[AIM OF THE EXERCISE] Reproduce each line of the material exactly, minus any picture.

▼

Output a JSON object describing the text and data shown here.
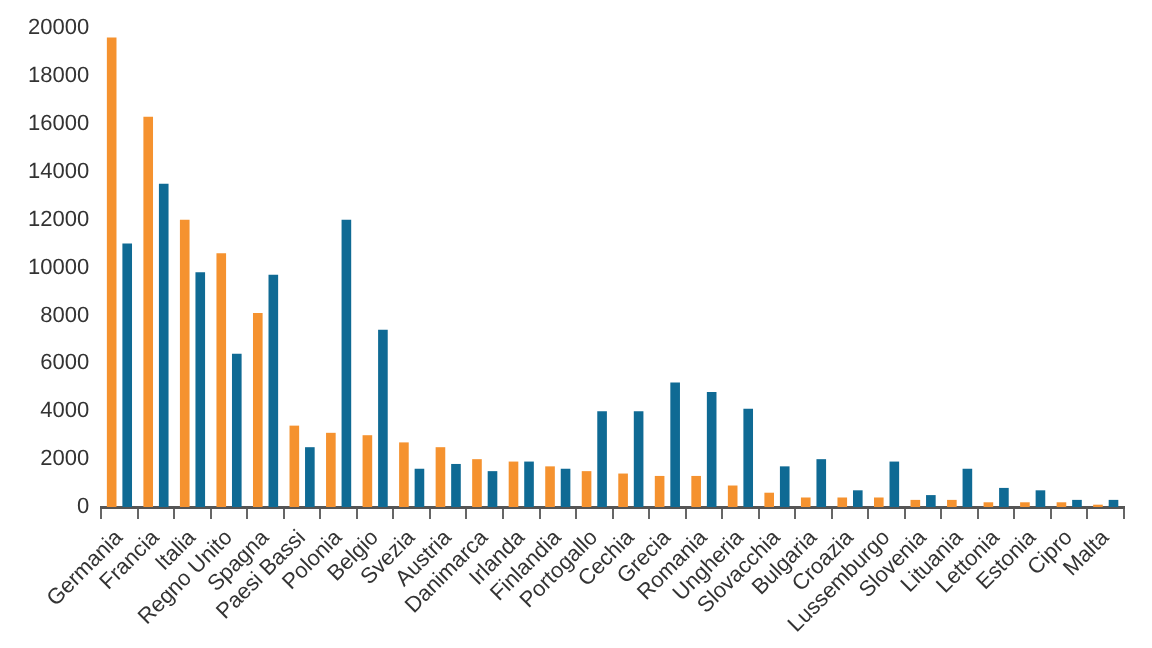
{
  "chart_data": {
    "type": "bar",
    "categories": [
      "Germania",
      "Francia",
      "Italia",
      "Regno Unito",
      "Spagna",
      "Paesi Bassi",
      "Polonia",
      "Belgio",
      "Svezia",
      "Austria",
      "Danimarca",
      "Irlanda",
      "Finlandia",
      "Portogallo",
      "Cechia",
      "Grecia",
      "Romania",
      "Ungheria",
      "Slovacchia",
      "Bulgaria",
      "Croazia",
      "Lussemburgo",
      "Slovenia",
      "Lituania",
      "Lettonia",
      "Estonia",
      "Cipro",
      "Malta"
    ],
    "series": [
      {
        "color": "#f5922f",
        "values": [
          19600,
          16300,
          12000,
          10600,
          8100,
          3400,
          3100,
          3000,
          2700,
          2500,
          2000,
          1900,
          1700,
          1500,
          1400,
          1300,
          1300,
          900,
          600,
          400,
          400,
          400,
          300,
          300,
          200,
          200,
          200,
          100
        ]
      },
      {
        "color": "#0f6a94",
        "values": [
          11000,
          13500,
          9800,
          6400,
          9700,
          2500,
          12000,
          7400,
          1600,
          1800,
          1500,
          1900,
          1600,
          4000,
          4000,
          5200,
          4800,
          4100,
          1700,
          2000,
          700,
          1900,
          500,
          1600,
          800,
          700,
          300,
          300
        ]
      }
    ],
    "ylim": [
      0,
      20000
    ],
    "yticks": [
      0,
      2000,
      4000,
      6000,
      8000,
      10000,
      12000,
      14000,
      16000,
      18000,
      20000
    ],
    "grid": false,
    "legend": false
  }
}
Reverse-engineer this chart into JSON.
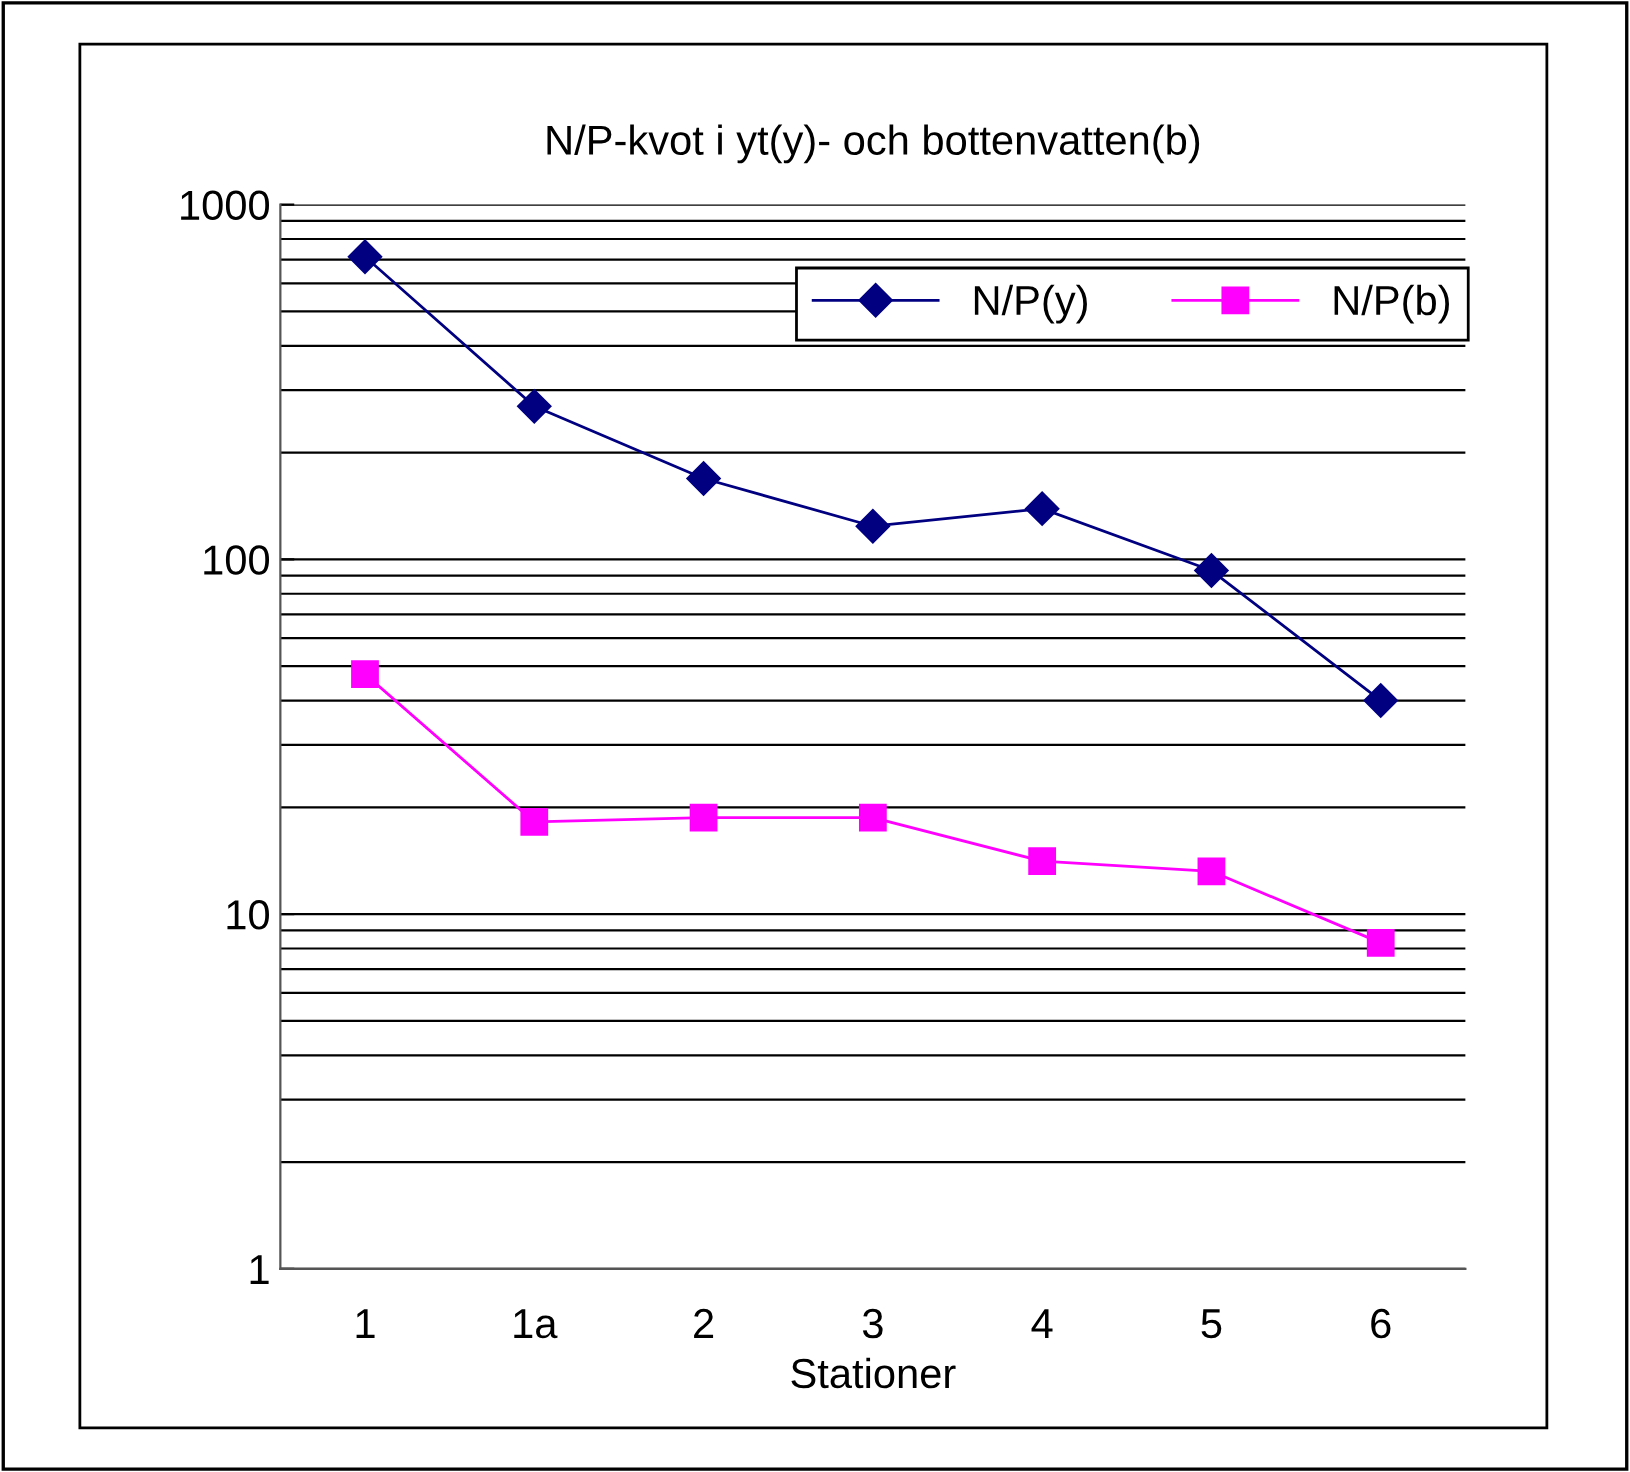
{
  "chart_data": {
    "type": "line",
    "title": "N/P-kvot i yt(y)- och bottenvatten(b)",
    "xlabel": "Stationer",
    "categories": [
      "1",
      "1a",
      "2",
      "3",
      "4",
      "5",
      "6"
    ],
    "series": [
      {
        "name": "N/P(y)",
        "color": "#000080",
        "marker": "diamond",
        "values": [
          713,
          270,
          169,
          124,
          139,
          93,
          40
        ]
      },
      {
        "name": "N/P(b)",
        "color": "#ff00ff",
        "marker": "square",
        "values": [
          47.5,
          18.2,
          18.7,
          18.7,
          14.1,
          13.2,
          8.3
        ]
      }
    ],
    "log": "y",
    "ylim": [
      1,
      1000
    ],
    "yticks": [
      1,
      10,
      100,
      1000
    ],
    "grid": "y",
    "legend": "top right",
    "line_style": "solid"
  }
}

▲

[EXPECTED ANSWER]
Output a JSON object describing the text and data shown here.
{
  "chart_data": {
    "type": "bar",
    "categories": [
      "Germania",
      "Francia",
      "Italia",
      "Regno Unito",
      "Spagna",
      "Paesi Bassi",
      "Polonia",
      "Belgio",
      "Svezia",
      "Austria",
      "Danimarca",
      "Irlanda",
      "Finlandia",
      "Portogallo",
      "Cechia",
      "Grecia",
      "Romania",
      "Ungheria",
      "Slovacchia",
      "Bulgaria",
      "Croazia",
      "Lussemburgo",
      "Slovenia",
      "Lituania",
      "Lettonia",
      "Estonia",
      "Cipro",
      "Malta"
    ],
    "series": [
      {
        "color": "#f5922f",
        "values": [
          19600,
          16300,
          12000,
          10600,
          8100,
          3400,
          3100,
          3000,
          2700,
          2500,
          2000,
          1900,
          1700,
          1500,
          1400,
          1300,
          1300,
          900,
          600,
          400,
          400,
          400,
          300,
          300,
          200,
          200,
          200,
          100
        ]
      },
      {
        "color": "#0f6a94",
        "values": [
          11000,
          13500,
          9800,
          6400,
          9700,
          2500,
          12000,
          7400,
          1600,
          1800,
          1500,
          1900,
          1600,
          4000,
          4000,
          5200,
          4800,
          4100,
          1700,
          2000,
          700,
          1900,
          500,
          1600,
          800,
          700,
          300,
          300
        ]
      }
    ],
    "ylim": [
      0,
      20000
    ],
    "yticks": [
      0,
      2000,
      4000,
      6000,
      8000,
      10000,
      12000,
      14000,
      16000,
      18000,
      20000
    ],
    "grid": false,
    "legend": false
  }
}
Reverse-engineer this chart into JSON.
{
  "chart_data": {
    "type": "line",
    "title": "N/P-kvot i yt(y)- och bottenvatten(b)",
    "xlabel": "Stationer",
    "categories": [
      "1",
      "1a",
      "2",
      "3",
      "4",
      "5",
      "6"
    ],
    "series": [
      {
        "name": "N/P(y)",
        "color": "#000080",
        "marker": "diamond",
        "values": [
          713,
          270,
          169,
          124,
          139,
          93,
          40
        ]
      },
      {
        "name": "N/P(b)",
        "color": "#ff00ff",
        "marker": "square",
        "values": [
          47.5,
          18.2,
          18.7,
          18.7,
          14.1,
          13.2,
          8.3
        ]
      }
    ],
    "log": "y",
    "ylim": [
      1,
      1000
    ],
    "yticks": [
      1,
      10,
      100,
      1000
    ],
    "grid": "y",
    "legend": "top right",
    "line_style": "solid"
  }
}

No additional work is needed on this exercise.